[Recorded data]
***

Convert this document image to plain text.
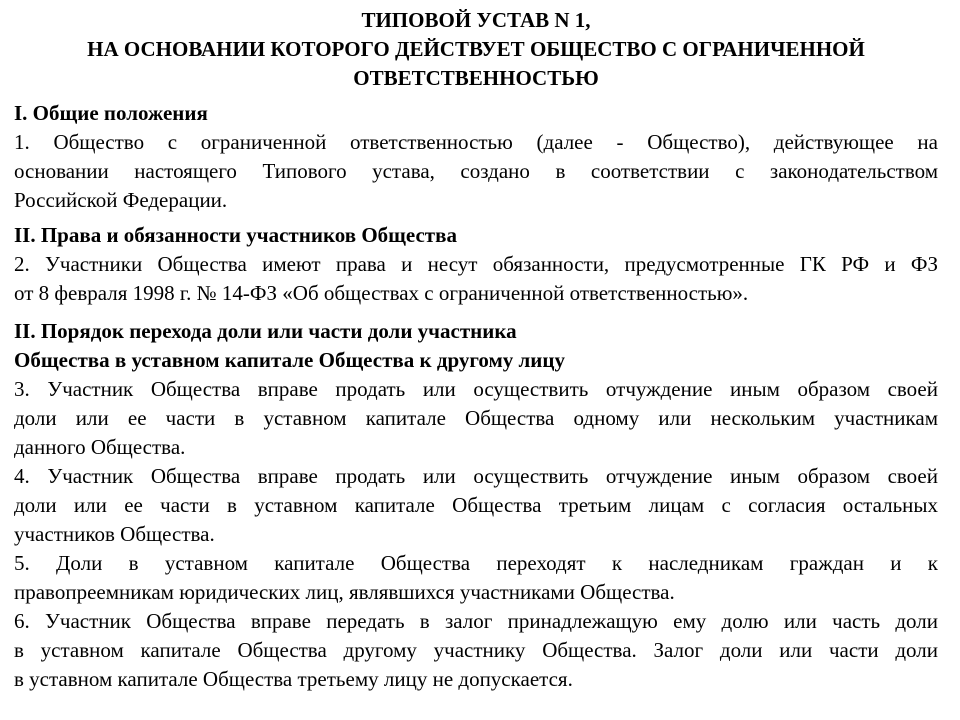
ТИПОВОЙ УСТАВ N 1,
НА ОСНОВАНИИ КОТОРОГО ДЕЙСТВУЕТ ОБЩЕСТВО С ОГРАНИЧЕННОЙ
ОТВЕТСТВЕННОСТЬЮ
I. Общие положения
1. Общество с ограниченной ответственностью (далее - Общество), действующее на
основании настоящего Типового устава, создано в соответствии с законодательством
Российской Федерации.
II. Права и обязанности участников Общества
2. Участники Общества имеют права и несут обязанности, предусмотренные ГК РФ и ФЗ
от 8 февраля 1998 г. № 14-ФЗ «Об обществах с ограниченной ответственностью».
II. Порядок перехода доли или части доли участника
Общества в уставном капитале Общества к другому лицу
3. Участник Общества вправе продать или осуществить отчуждение иным образом своей
доли или ее части в уставном капитале Общества одному или нескольким участникам
данного Общества.
4. Участник Общества вправе продать или осуществить отчуждение иным образом своей
доли или ее части в уставном капитале Общества третьим лицам с согласия остальных
участников Общества.
5. Доли в уставном капитале Общества переходят к наследникам граждан и к
правопреемникам юридических лиц, являвшихся участниками Общества.
6. Участник Общества вправе передать в залог принадлежащую ему долю или часть доли
в уставном капитале Общества другому участнику Общества. Залог доли или части доли
в уставном капитале Общества третьему лицу не допускается.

***

● Aim
Read the entries and select each line where the word "части" is found.

● The result
II. Порядок перехода доли или части доли участника
доли или ее части в уставном капитале Общества одному или нескольким участникам
доли или ее части в уставном капитале Общества третьим лицам с согласия остальных
в уставном капитале Общества другому участнику Общества. Залог доли или части доли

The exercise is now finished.